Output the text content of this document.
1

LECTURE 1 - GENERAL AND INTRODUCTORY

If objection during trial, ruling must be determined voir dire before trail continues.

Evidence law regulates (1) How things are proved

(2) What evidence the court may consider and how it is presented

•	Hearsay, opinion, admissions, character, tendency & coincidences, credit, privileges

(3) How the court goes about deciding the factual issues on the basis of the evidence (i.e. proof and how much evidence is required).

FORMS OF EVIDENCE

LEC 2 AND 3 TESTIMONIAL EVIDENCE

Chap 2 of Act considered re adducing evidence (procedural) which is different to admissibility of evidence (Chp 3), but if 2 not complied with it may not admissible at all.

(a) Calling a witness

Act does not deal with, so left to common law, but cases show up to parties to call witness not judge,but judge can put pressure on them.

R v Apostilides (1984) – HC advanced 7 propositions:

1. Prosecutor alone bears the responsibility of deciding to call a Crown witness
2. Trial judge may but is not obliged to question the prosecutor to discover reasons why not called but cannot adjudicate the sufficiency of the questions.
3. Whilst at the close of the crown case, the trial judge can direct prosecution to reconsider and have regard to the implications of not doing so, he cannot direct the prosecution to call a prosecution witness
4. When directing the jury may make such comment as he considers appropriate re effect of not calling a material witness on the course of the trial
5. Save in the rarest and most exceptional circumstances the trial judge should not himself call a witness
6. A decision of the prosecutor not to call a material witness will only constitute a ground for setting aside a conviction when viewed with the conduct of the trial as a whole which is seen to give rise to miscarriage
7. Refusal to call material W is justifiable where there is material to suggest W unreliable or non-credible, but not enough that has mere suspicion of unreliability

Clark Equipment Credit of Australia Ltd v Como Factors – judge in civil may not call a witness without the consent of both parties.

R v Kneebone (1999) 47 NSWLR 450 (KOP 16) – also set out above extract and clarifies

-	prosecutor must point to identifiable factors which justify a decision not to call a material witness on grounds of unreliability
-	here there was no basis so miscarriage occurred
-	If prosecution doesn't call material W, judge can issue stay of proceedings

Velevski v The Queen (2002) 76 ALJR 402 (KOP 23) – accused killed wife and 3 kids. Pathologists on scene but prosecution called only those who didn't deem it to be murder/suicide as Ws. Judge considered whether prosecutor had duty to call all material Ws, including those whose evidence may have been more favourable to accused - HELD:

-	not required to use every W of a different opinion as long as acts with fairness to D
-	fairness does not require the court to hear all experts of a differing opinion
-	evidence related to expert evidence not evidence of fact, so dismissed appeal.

————

▶ [Your instructions] Each line of the material above needs to be quoted exactly, please.

▶ [Result below]
Output the text content of this document.
1

LECTURE 1 - GENERAL AND INTRODUCTORY

If objection during trial, ruling must be determined voir dire before trail continues.

Evidence law regulates (1) How things are proved

(2) What evidence the court may consider and how it is presented

•	Hearsay, opinion, admissions, character, tendency & coincidences, credit, privileges

(3) How the court goes about deciding the factual issues on the basis of the evidence (i.e. proof and how much evidence is required).

FORMS OF EVIDENCE

LEC 2 AND 3 TESTIMONIAL EVIDENCE

Chap 2 of Act considered re adducing evidence (procedural) which is different to admissibility of evidence (Chp 3), but if 2 not complied with it may not admissible at all.

(a) Calling a witness

Act does not deal with, so left to common law, but cases show up to parties to call witness not judge,but judge can put pressure on them.

R v Apostilides (1984) – HC advanced 7 propositions:

1. Prosecutor alone bears the responsibility of deciding to call a Crown witness
2. Trial judge may but is not obliged to question the prosecutor to discover reasons why not called but cannot adjudicate the sufficiency of the questions.
3. Whilst at the close of the crown case, the trial judge can direct prosecution to reconsider and have regard to the implications of not doing so, he cannot direct the prosecution to call a prosecution witness
4. When directing the jury may make such comment as he considers appropriate re effect of not calling a material witness on the course of the trial
5. Save in the rarest and most exceptional circumstances the trial judge should not himself call a witness
6. A decision of the prosecutor not to call a material witness will only constitute a ground for setting aside a conviction when viewed with the conduct of the trial as a whole which is seen to give rise to miscarriage
7. Refusal to call material W is justifiable where there is material to suggest W unreliable or non-credible, but not enough that has mere suspicion of unreliability

Clark Equipment Credit of Australia Ltd v Como Factors – judge in civil may not call a witness without the consent of both parties.

R v Kneebone (1999) 47 NSWLR 450 (KOP 16) – also set out above extract and clarifies

-	prosecutor must point to identifiable factors which justify a decision not to call a material witness on grounds of unreliability
-	here there was no basis so miscarriage occurred
-	If prosecution doesn't call material W, judge can issue stay of proceedings

Velevski v The Queen (2002) 76 ALJR 402 (KOP 23) – accused killed wife and 3 kids. Pathologists on scene but prosecution called only those who didn't deem it to be murder/suicide as Ws. Judge considered whether prosecutor had duty to call all material Ws, including those whose evidence may have been more favourable to accused - HELD:

-	not required to use every W of a different opinion as long as acts with fairness to D
-	fairness does not require the court to hear all experts of a differing opinion
-	evidence related to expert evidence not evidence of fact, so dismissed appeal.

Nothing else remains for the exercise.